The request: Leaving out the pictures, retype all the material exactly.

-- Start Record excerpts --

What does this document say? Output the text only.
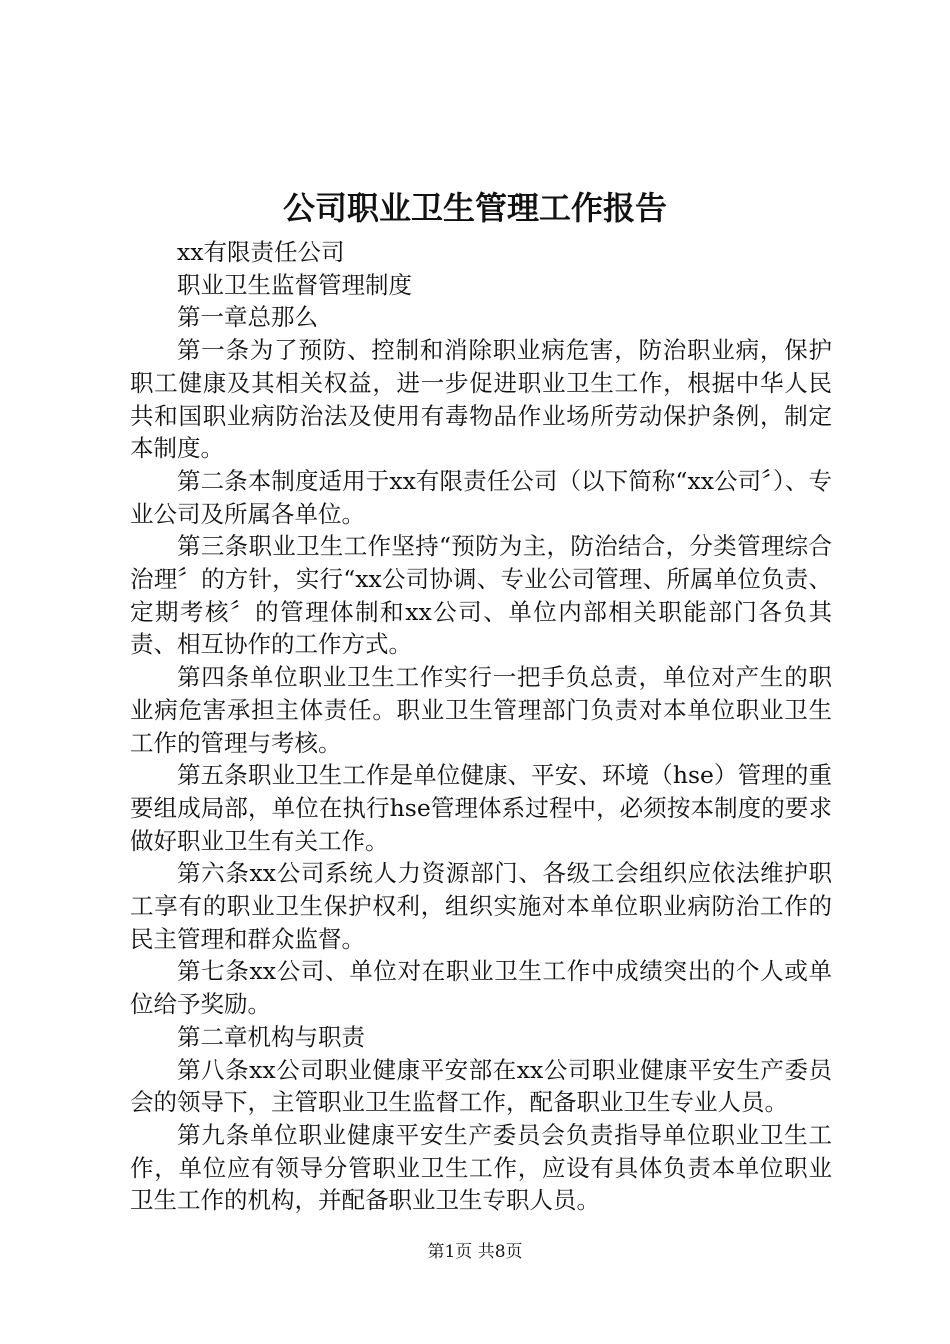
公司职业卫生管理工作报告

xx有限责任公司

职业卫生监督管理制度

第一章总那么

第一条为了预防、控制和消除职业病危害，防治职业病，保护职工健康及其相关权益，进一步促进职业卫生工作，根据中华人民共和国职业病防治法及使用有毒物品作业场所劳动保护条例，制定本制度。

第二条本制度适用于xx有限责任公司（以下简称“xx公司〞）、专业公司及所属各单位。

第三条职业卫生工作坚持“预防为主，防治结合，分类管理综合治理〞的方针，实行“xx公司协调、专业公司管理、所属单位负责、定期考核〞的管理体制和xx公司、单位内部相关职能部门各负其责、相互协作的工作方式。

第四条单位职业卫生工作实行一把手负总责，单位对产生的职业病危害承担主体责任。职业卫生管理部门负责对本单位职业卫生工作的管理与考核。

第五条职业卫生工作是单位健康、平安、环境（hse）管理的重要组成局部，单位在执行hse管理体系过程中，必须按本制度的要求做好职业卫生有关工作。

第六条xx公司系统人力资源部门、各级工会组织应依法维护职工享有的职业卫生保护权利，组织实施对本单位职业病防治工作的民主管理和群众监督。

第七条xx公司、单位对在职业卫生工作中成绩突出的个人或单位给予奖励。

第二章机构与职责

第八条xx公司职业健康平安部在xx公司职业健康平安生产委员会的领导下，主管职业卫生监督工作，配备职业卫生专业人员。

第九条单位职业健康平安生产委员会负责指导单位职业卫生工作，单位应有领导分管职业卫生工作，应设有具体负责本单位职业卫生工作的机构，并配备职业卫生专职人员。

第1页 共8页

-- End Record excerpts --

Reply:
What does this document say? Output the text only.
公司职业卫生管理工作报告

xx有限责任公司

职业卫生监督管理制度

第一章总那么

第一条为了预防、控制和消除职业病危害，防治职业病，保护职工健康及其相关权益，进一步促进职业卫生工作，根据中华人民共和国职业病防治法及使用有毒物品作业场所劳动保护条例，制定本制度。

第二条本制度适用于xx有限责任公司（以下简称“xx公司〞）、专业公司及所属各单位。

第三条职业卫生工作坚持“预防为主，防治结合，分类管理综合治理〞的方针，实行“xx公司协调、专业公司管理、所属单位负责、定期考核〞的管理体制和xx公司、单位内部相关职能部门各负其责、相互协作的工作方式。

第四条单位职业卫生工作实行一把手负总责，单位对产生的职业病危害承担主体责任。职业卫生管理部门负责对本单位职业卫生工作的管理与考核。

第五条职业卫生工作是单位健康、平安、环境（hse）管理的重要组成局部，单位在执行hse管理体系过程中，必须按本制度的要求做好职业卫生有关工作。

第六条xx公司系统人力资源部门、各级工会组织应依法维护职工享有的职业卫生保护权利，组织实施对本单位职业病防治工作的民主管理和群众监督。

第七条xx公司、单位对在职业卫生工作中成绩突出的个人或单位给予奖励。

第二章机构与职责

第八条xx公司职业健康平安部在xx公司职业健康平安生产委员会的领导下，主管职业卫生监督工作，配备职业卫生专业人员。

第九条单位职业健康平安生产委员会负责指导单位职业卫生工作，单位应有领导分管职业卫生工作，应设有具体负责本单位职业卫生工作的机构，并配备职业卫生专职人员。

第1页 共8页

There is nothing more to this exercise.